> WHAT YOU WILL DO: Which lines below hold the word "also"? Report each one.

Extracted records
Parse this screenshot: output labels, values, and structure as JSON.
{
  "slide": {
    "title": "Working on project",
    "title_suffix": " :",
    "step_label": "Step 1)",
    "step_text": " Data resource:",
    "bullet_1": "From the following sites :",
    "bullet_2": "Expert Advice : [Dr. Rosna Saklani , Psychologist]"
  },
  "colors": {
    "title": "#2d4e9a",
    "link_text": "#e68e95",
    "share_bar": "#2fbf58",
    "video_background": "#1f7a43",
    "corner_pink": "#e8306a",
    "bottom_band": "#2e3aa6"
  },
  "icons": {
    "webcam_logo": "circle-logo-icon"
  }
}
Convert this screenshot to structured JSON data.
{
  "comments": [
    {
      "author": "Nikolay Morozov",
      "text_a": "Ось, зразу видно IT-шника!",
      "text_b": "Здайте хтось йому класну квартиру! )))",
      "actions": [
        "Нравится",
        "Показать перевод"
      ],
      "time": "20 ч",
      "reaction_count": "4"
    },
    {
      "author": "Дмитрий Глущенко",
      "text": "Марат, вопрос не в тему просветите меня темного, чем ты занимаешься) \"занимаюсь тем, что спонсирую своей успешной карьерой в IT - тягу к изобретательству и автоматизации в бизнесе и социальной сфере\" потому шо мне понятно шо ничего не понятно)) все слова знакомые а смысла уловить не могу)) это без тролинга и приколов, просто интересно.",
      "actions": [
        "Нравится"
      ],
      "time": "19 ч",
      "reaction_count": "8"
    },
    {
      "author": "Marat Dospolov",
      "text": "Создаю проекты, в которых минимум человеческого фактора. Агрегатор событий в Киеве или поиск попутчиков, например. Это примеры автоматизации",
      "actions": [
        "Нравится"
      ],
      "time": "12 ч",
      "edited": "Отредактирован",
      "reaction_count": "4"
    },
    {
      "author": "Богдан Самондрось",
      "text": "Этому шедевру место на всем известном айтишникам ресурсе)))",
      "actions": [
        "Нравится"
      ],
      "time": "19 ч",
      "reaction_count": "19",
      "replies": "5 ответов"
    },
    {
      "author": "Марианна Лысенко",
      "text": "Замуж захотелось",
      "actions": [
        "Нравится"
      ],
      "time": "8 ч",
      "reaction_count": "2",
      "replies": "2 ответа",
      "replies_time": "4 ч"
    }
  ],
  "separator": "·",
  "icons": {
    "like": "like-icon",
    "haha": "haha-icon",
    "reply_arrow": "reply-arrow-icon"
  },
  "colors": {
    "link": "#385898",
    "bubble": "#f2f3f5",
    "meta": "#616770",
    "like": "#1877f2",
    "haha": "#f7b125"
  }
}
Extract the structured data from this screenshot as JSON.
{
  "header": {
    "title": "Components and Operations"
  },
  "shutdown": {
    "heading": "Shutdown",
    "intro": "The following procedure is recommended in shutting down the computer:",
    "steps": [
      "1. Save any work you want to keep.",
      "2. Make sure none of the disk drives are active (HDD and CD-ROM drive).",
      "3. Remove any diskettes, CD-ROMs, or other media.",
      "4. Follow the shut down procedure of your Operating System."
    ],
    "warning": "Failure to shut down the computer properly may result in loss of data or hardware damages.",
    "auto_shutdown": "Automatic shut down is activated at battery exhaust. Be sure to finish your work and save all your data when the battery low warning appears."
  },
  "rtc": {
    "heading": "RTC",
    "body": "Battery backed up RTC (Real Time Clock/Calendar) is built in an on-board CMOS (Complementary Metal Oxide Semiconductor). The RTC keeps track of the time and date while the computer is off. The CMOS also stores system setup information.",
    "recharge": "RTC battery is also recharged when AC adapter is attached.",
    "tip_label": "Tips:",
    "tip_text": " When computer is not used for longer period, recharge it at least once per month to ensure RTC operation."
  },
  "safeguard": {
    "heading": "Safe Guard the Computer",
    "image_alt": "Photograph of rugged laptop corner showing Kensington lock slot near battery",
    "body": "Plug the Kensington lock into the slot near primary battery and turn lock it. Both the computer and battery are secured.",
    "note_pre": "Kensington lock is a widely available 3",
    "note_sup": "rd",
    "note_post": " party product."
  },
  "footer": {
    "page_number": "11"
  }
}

* * *

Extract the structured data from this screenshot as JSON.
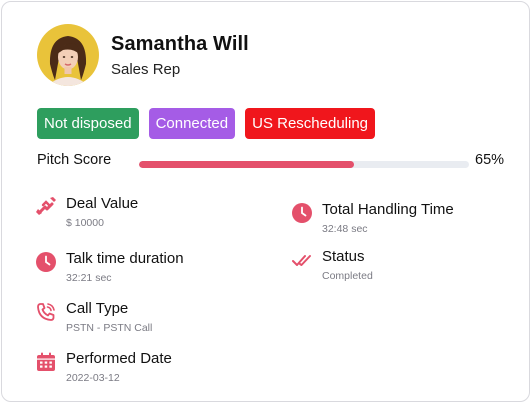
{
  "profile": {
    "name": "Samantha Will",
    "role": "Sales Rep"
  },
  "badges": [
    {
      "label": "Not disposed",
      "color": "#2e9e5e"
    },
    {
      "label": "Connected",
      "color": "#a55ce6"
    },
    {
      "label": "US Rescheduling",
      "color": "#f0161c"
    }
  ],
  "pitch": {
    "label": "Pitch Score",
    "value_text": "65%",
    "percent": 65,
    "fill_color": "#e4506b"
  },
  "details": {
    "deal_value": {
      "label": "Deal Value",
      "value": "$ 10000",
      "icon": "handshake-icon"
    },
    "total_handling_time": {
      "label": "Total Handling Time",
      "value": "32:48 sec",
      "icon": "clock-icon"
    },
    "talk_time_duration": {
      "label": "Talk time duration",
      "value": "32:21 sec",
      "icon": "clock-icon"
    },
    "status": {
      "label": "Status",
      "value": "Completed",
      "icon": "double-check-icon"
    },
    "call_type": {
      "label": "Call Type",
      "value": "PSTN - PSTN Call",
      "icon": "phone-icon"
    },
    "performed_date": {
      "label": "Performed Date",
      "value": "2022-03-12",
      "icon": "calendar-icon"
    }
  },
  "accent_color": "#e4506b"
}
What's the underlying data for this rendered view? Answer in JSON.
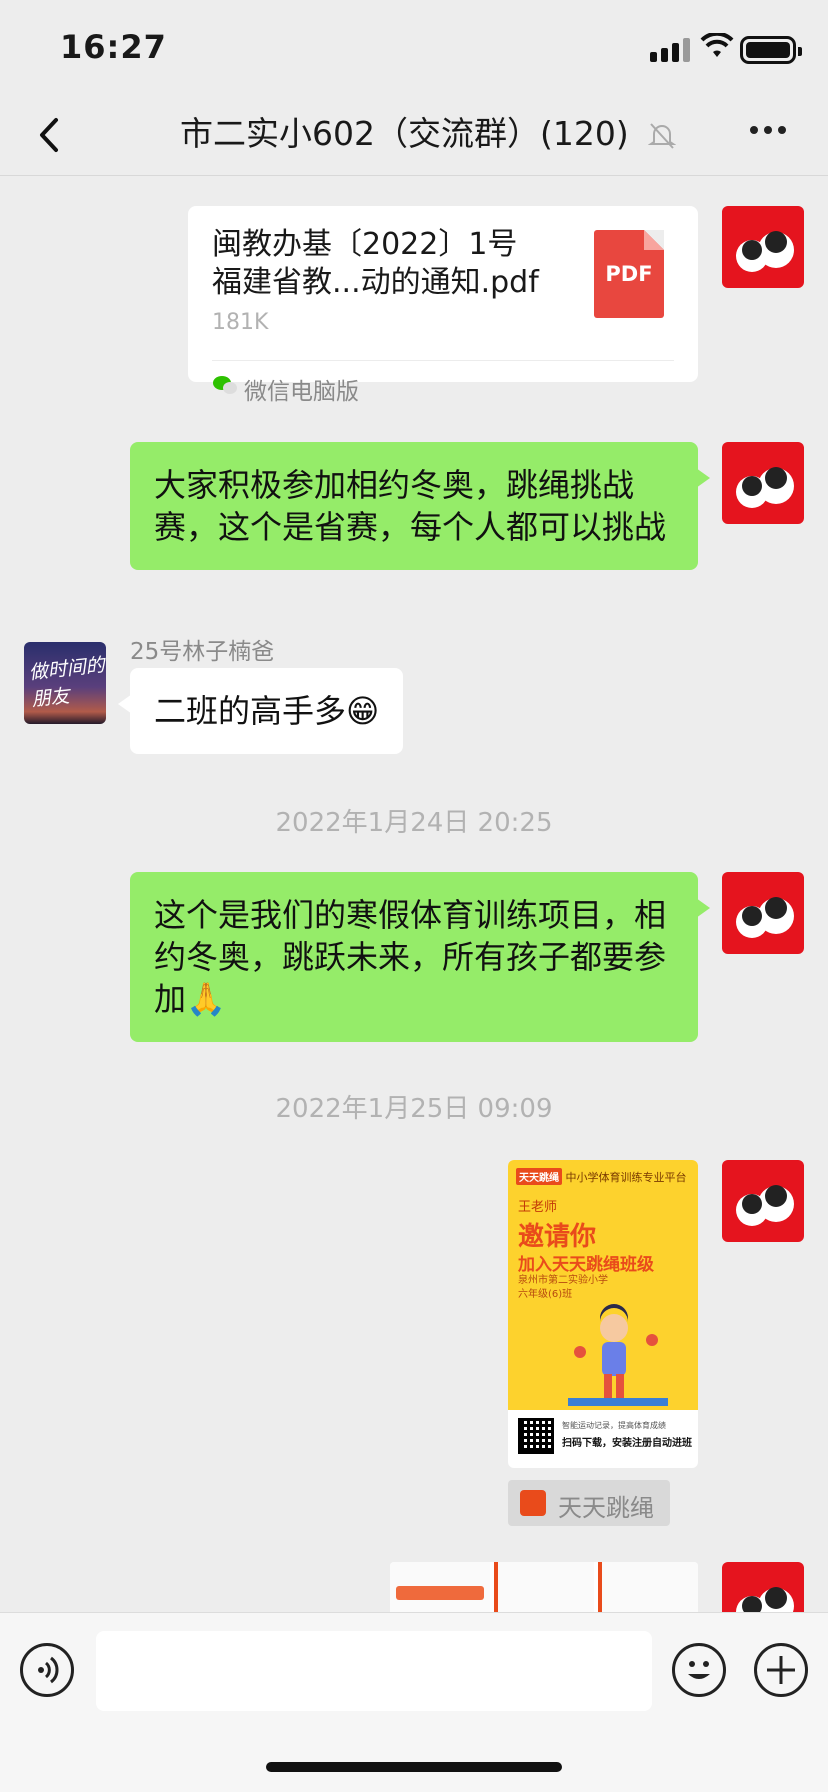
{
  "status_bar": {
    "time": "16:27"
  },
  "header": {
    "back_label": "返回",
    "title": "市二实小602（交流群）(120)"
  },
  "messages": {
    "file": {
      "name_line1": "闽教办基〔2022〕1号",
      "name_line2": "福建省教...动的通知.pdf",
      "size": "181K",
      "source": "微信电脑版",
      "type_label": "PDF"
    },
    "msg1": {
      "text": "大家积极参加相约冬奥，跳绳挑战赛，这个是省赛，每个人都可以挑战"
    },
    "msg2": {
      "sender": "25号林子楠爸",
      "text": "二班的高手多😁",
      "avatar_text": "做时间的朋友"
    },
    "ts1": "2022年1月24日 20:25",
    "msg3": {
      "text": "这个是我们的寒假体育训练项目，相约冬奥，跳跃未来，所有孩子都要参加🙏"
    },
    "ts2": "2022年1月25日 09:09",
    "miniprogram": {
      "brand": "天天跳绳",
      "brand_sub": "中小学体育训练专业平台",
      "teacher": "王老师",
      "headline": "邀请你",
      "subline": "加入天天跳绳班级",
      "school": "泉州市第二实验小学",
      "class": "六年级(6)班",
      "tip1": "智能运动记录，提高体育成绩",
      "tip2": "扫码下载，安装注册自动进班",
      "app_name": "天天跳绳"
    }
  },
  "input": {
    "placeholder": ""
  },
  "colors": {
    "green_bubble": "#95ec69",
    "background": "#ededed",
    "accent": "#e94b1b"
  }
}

--

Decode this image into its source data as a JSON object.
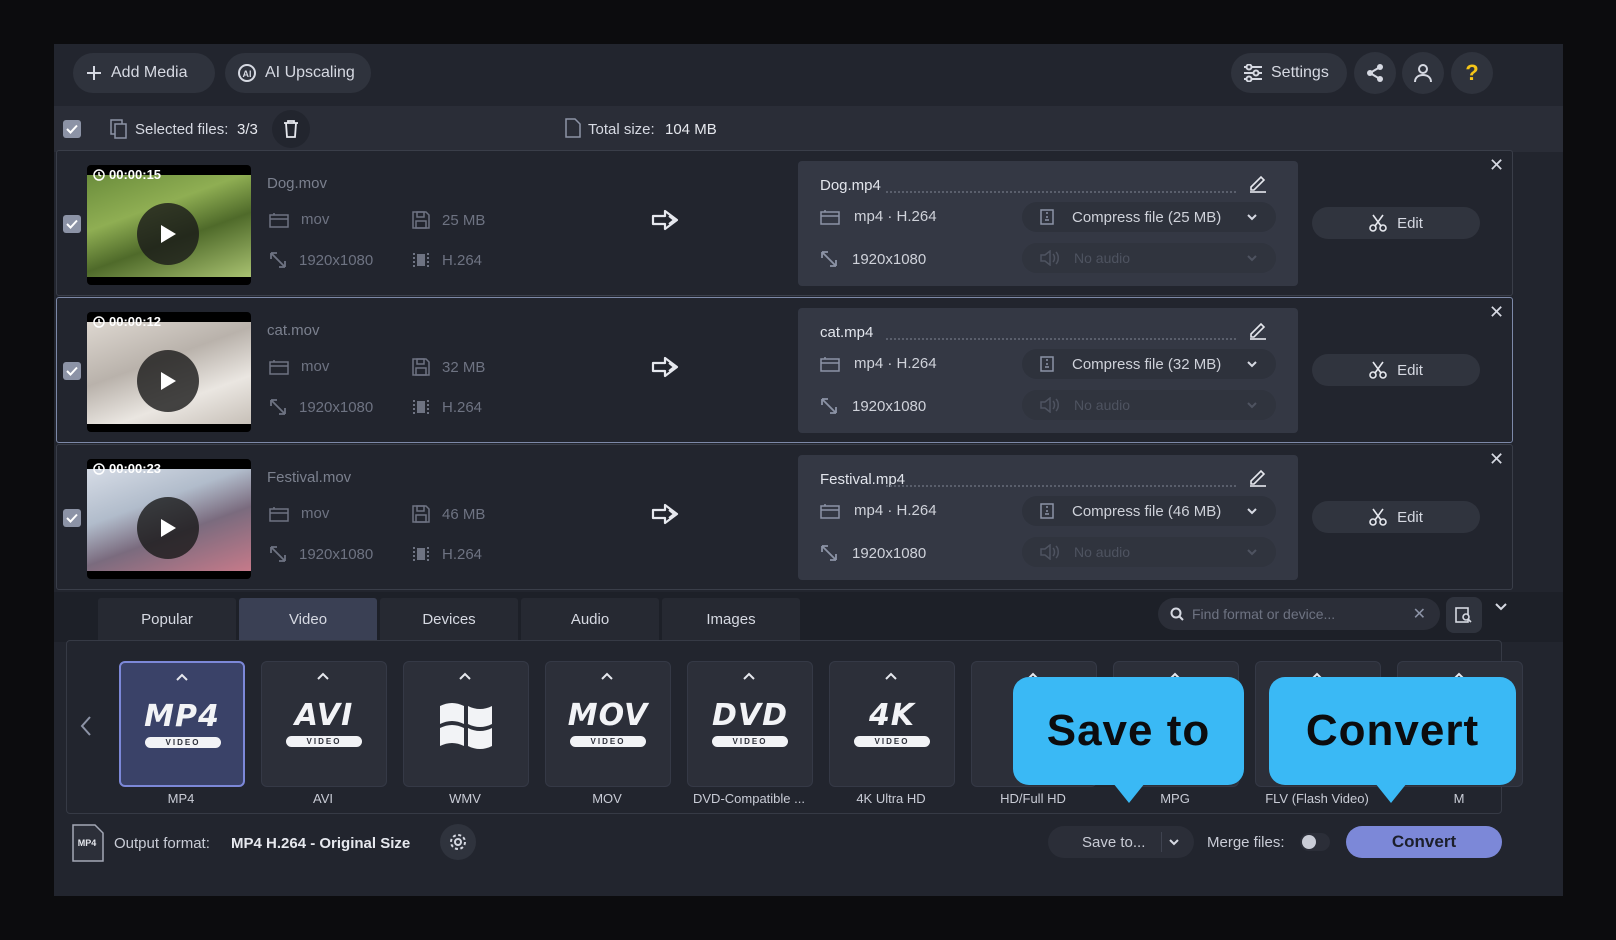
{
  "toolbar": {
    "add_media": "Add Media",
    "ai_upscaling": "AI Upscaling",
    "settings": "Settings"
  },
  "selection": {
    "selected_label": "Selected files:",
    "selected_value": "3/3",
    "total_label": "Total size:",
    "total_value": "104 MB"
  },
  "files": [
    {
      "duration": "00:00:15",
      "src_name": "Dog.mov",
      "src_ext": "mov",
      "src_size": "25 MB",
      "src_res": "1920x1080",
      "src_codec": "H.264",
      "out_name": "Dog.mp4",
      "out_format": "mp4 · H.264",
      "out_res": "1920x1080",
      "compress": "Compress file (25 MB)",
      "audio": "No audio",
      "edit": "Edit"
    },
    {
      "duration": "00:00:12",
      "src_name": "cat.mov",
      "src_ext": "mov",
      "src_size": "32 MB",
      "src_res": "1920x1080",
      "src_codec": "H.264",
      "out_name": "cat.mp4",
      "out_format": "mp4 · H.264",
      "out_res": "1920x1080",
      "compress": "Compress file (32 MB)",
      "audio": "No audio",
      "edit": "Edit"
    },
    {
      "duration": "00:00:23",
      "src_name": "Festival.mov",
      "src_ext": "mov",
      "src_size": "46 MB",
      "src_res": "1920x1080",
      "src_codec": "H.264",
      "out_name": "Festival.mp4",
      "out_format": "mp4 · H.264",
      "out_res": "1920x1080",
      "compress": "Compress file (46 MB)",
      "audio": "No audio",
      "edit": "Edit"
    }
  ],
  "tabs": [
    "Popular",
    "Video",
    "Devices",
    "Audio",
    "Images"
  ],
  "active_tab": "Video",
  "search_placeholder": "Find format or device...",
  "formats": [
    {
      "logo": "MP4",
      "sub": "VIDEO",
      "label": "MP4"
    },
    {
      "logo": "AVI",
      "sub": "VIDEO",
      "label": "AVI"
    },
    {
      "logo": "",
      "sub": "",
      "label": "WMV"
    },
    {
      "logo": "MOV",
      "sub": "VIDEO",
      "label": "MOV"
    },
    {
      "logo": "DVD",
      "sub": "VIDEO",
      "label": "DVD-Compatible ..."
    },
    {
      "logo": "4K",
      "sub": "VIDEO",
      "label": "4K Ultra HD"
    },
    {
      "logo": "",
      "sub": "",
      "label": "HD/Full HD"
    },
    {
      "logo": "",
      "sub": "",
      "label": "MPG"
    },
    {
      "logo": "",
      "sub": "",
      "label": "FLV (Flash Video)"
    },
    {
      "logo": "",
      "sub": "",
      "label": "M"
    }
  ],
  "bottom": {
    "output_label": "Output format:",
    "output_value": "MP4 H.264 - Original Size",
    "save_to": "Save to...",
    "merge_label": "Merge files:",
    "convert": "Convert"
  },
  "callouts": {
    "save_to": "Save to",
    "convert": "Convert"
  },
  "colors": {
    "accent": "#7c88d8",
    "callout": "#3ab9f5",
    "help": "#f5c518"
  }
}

> THE REPLY:
    "body": "Battery backed up RTC (Real Time Clock/Calendar) is built in an on-board CMOS (Complementary Metal Oxide Semiconductor). The RTC keeps track of the time and date while the computer is off. The CMOS also stores system setup information.",
    "recharge": "RTC battery is also recharged when AC adapter is attached.",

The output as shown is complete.